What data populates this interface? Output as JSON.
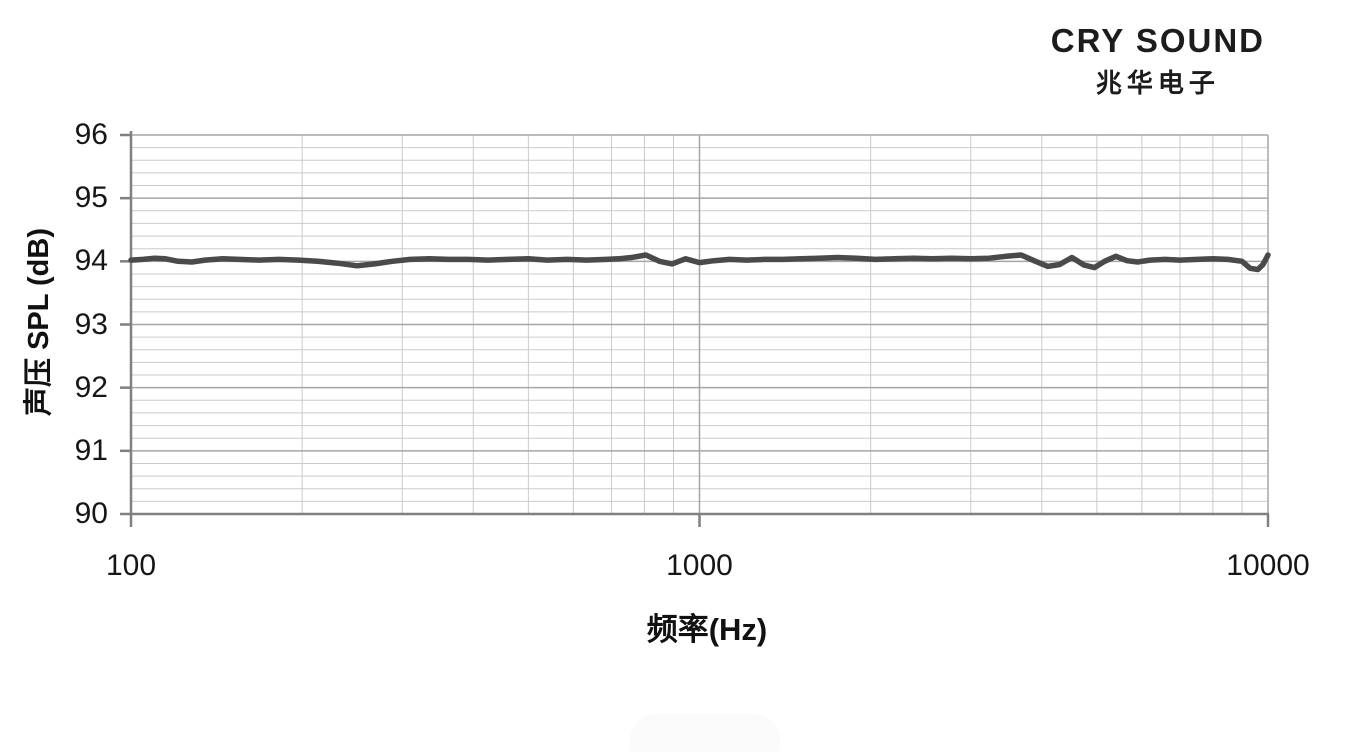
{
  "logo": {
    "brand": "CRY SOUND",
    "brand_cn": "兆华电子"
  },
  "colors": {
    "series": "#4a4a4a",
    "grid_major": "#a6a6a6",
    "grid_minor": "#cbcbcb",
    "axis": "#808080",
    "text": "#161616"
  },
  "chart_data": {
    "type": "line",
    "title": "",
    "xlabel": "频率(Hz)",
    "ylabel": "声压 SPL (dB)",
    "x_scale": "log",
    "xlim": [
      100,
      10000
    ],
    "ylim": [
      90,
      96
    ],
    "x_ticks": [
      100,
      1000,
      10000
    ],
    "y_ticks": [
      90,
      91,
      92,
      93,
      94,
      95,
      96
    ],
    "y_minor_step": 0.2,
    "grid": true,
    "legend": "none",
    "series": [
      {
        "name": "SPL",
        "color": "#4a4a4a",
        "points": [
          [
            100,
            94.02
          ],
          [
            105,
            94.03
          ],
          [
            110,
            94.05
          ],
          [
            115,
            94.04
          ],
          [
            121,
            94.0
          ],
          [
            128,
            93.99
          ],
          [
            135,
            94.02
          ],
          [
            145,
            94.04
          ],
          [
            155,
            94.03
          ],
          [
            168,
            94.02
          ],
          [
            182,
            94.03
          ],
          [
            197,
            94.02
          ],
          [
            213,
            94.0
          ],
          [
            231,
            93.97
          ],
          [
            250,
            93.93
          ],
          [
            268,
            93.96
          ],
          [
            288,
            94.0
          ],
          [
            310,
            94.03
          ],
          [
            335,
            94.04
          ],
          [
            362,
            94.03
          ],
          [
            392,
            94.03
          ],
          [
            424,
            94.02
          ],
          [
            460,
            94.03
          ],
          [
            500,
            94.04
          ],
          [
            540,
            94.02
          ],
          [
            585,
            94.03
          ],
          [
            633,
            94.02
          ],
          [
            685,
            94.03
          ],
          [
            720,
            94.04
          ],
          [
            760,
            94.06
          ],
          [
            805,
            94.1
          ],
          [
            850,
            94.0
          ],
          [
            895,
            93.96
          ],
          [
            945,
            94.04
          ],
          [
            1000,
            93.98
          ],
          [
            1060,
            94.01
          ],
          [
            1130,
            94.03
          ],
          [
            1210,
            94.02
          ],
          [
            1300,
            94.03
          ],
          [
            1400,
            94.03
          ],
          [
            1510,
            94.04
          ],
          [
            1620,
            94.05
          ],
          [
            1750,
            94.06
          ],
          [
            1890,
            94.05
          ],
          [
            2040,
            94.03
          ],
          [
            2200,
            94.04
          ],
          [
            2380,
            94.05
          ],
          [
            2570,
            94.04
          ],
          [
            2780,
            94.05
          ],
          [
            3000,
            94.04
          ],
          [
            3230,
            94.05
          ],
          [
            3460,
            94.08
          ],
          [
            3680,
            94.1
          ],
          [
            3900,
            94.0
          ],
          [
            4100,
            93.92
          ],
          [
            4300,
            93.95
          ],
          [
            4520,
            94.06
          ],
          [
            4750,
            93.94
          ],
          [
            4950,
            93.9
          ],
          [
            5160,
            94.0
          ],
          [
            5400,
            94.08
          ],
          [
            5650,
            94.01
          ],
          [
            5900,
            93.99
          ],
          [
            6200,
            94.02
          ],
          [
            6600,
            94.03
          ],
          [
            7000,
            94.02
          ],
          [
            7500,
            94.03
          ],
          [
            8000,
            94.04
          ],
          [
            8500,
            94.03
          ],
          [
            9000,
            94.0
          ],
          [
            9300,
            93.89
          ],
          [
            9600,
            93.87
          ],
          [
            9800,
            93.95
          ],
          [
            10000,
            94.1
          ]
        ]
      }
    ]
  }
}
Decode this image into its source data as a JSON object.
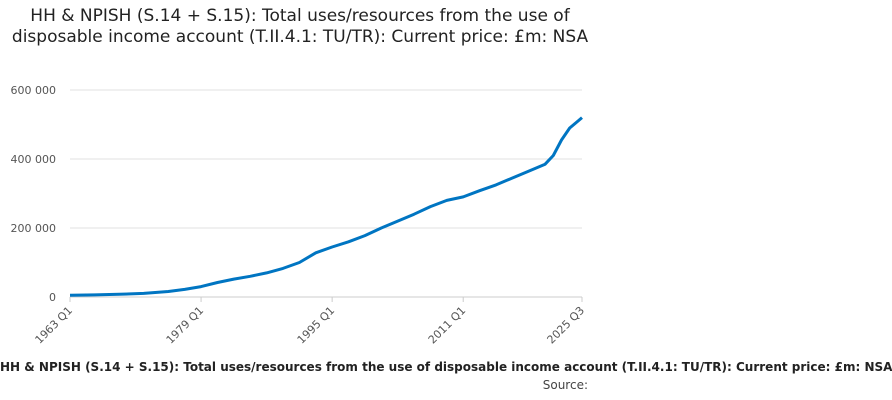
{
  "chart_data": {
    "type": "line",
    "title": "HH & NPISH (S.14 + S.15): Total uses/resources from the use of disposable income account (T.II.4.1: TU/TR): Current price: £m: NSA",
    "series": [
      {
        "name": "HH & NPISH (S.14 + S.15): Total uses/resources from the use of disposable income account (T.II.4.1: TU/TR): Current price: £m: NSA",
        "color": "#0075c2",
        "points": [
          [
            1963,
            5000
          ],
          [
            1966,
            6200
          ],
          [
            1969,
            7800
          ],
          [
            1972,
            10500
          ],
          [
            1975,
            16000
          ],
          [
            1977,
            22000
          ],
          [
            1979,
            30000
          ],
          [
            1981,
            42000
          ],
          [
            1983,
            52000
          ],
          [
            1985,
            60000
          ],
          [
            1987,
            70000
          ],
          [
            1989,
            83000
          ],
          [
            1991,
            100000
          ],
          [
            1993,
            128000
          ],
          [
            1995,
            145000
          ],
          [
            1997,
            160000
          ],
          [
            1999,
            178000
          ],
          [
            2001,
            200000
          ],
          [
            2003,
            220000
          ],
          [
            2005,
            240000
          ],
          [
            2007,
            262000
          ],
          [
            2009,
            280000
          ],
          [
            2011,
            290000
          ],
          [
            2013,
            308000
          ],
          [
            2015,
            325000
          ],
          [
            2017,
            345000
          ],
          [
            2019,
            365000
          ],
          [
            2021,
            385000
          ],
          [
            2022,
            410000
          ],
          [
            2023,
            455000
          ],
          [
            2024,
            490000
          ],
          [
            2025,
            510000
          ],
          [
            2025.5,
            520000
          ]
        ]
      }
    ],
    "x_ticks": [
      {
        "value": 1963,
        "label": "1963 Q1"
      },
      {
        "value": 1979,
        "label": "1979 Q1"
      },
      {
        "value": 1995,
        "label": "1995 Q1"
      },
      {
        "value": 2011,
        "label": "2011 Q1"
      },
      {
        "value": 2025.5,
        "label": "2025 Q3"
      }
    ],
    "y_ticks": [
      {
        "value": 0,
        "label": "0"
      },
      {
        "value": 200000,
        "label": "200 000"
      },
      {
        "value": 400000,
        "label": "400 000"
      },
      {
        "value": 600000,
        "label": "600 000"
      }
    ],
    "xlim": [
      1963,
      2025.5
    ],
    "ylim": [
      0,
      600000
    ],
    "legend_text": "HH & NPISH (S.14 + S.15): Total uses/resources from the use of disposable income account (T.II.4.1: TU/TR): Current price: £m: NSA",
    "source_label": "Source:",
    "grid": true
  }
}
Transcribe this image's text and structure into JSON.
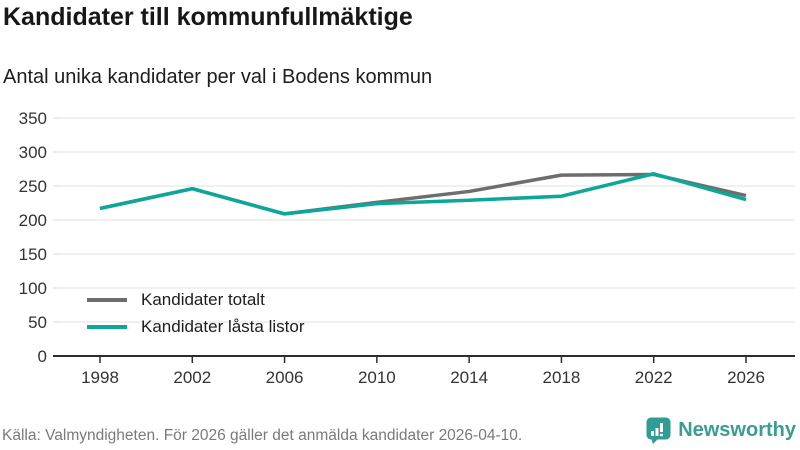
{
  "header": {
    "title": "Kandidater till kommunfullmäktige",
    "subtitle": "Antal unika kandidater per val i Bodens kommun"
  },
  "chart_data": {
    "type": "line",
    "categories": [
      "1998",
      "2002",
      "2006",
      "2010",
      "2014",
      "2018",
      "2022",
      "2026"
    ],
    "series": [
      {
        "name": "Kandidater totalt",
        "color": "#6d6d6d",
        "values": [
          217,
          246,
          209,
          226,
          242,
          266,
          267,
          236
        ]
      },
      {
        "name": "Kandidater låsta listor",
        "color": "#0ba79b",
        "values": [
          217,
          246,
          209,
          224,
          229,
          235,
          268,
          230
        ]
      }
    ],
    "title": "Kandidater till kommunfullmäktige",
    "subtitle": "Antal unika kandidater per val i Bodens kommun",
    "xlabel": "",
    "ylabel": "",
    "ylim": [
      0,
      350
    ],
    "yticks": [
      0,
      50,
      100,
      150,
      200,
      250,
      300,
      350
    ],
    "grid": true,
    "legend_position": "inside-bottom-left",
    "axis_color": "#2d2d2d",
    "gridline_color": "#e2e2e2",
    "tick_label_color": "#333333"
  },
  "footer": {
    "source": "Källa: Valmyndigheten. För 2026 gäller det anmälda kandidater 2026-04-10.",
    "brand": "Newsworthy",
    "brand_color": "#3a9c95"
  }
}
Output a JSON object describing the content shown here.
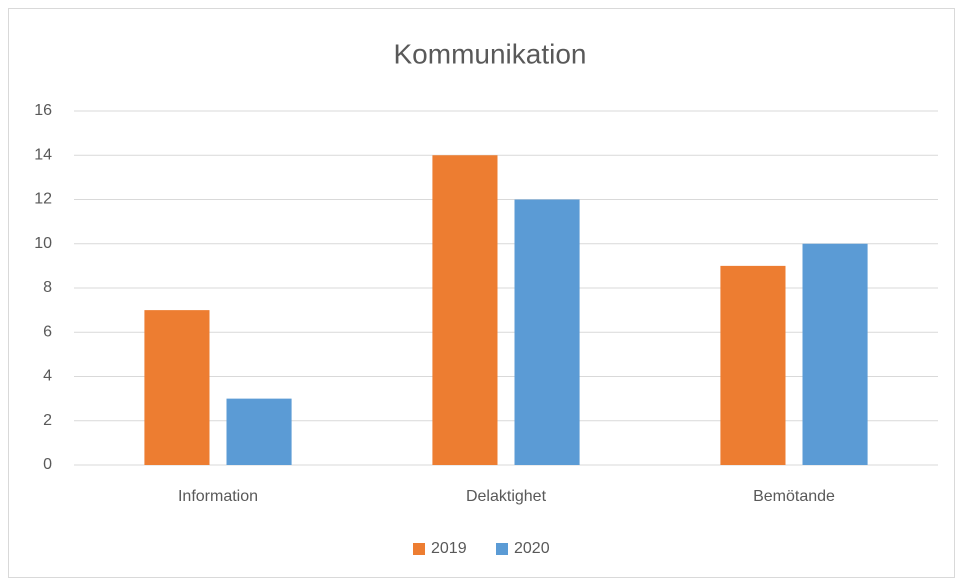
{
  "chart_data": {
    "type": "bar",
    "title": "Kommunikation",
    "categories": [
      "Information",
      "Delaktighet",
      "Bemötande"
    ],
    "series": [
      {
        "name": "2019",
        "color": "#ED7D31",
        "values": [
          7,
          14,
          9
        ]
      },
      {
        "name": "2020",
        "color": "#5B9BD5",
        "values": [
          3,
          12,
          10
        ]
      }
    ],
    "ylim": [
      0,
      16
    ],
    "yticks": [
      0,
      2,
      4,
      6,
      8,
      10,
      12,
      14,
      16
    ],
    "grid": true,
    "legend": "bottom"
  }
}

- - - - -

— Exercise details —
Collect the lines of the data that carry the word "name".

— Written response —
        "name": "SPL",
        "name": "HH & NPISH (S.14 + S.15): Total uses/resources from the use of disposable income account (T.II.4.1: TU/TR): Current price: £m: NSA",
        "name": "Kandidater totalt",
        "name": "Kandidater låsta listor",
        "name": "2019",
        "name": "2020",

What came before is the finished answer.